▸ MATERIAL PROVIDED:

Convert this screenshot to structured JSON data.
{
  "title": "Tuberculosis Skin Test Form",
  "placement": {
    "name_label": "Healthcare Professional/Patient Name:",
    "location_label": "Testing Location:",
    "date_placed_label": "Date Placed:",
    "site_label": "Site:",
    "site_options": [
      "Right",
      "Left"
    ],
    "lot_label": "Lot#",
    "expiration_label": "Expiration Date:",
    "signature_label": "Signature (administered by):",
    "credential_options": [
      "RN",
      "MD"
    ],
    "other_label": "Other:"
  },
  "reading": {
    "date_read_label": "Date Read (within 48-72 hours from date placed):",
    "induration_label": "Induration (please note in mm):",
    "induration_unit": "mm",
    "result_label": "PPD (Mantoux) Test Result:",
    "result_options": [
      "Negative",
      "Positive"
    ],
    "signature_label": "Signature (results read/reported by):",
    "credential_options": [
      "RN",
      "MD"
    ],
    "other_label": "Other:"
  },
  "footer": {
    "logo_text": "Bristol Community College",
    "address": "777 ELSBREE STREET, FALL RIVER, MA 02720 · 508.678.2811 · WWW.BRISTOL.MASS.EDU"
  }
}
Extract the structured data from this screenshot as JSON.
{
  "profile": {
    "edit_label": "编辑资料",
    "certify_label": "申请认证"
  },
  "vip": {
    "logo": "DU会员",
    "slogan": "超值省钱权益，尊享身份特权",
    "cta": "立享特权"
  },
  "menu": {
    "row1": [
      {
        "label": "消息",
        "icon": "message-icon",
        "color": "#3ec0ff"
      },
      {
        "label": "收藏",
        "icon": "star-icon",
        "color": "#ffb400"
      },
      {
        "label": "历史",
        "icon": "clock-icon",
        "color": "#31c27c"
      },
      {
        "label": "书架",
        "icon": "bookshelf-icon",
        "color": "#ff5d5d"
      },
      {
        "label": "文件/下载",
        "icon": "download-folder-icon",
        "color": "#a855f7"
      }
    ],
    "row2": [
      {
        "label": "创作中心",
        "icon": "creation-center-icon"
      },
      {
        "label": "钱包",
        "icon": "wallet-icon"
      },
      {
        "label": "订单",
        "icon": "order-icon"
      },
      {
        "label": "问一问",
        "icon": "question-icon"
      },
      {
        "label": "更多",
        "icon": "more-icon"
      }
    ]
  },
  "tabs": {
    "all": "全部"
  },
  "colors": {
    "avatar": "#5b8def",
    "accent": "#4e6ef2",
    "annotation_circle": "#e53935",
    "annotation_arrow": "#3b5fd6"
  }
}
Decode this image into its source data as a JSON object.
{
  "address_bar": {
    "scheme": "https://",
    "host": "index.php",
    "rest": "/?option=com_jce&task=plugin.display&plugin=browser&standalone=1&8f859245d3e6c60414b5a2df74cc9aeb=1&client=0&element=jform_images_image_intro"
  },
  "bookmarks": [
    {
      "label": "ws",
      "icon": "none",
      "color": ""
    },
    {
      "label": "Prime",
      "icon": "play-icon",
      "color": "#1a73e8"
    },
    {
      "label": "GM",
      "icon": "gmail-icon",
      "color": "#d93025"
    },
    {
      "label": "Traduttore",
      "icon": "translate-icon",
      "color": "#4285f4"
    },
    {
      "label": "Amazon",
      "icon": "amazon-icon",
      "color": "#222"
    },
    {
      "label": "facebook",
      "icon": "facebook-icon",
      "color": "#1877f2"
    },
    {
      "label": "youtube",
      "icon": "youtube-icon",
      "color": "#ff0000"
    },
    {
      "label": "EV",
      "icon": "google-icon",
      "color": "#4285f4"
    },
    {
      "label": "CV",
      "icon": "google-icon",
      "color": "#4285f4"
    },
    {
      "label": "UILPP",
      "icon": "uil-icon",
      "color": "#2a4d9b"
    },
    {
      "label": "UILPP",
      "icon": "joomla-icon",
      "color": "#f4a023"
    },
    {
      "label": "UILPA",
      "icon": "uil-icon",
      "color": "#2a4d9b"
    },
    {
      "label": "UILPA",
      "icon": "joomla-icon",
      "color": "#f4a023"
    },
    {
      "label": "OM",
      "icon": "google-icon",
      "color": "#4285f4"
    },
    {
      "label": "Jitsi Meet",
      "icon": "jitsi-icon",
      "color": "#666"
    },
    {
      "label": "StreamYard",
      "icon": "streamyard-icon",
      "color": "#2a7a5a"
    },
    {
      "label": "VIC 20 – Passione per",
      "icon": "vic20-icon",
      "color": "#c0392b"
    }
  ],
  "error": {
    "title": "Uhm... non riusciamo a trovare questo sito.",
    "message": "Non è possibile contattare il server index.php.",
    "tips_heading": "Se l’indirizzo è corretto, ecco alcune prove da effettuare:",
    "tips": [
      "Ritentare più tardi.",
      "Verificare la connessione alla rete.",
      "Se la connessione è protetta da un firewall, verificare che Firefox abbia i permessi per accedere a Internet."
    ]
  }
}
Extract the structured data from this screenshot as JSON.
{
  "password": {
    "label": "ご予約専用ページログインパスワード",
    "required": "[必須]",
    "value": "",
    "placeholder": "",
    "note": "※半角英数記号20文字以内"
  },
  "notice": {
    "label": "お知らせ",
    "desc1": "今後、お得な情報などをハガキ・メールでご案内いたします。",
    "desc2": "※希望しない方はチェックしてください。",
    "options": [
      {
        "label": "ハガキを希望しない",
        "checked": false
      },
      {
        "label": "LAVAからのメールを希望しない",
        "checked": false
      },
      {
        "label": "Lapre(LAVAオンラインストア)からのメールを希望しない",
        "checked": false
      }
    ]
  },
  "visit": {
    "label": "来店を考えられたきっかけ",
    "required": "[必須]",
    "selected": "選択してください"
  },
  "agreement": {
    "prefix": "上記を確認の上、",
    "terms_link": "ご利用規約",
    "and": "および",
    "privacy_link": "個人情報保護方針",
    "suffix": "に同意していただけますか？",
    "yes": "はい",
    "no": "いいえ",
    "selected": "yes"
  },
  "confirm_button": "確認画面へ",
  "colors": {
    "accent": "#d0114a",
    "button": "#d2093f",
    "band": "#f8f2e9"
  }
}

▸ WHAT IS NEEDED: Copy each line of the listing that includes "JSON".

▸ CORRECT RESPONSE:
Convert this screenshot to structured JSON data.
Extract the structured data from this screenshot as JSON.
Decode this image into its source data as a JSON object.
Extract the structured data from this screenshot as JSON.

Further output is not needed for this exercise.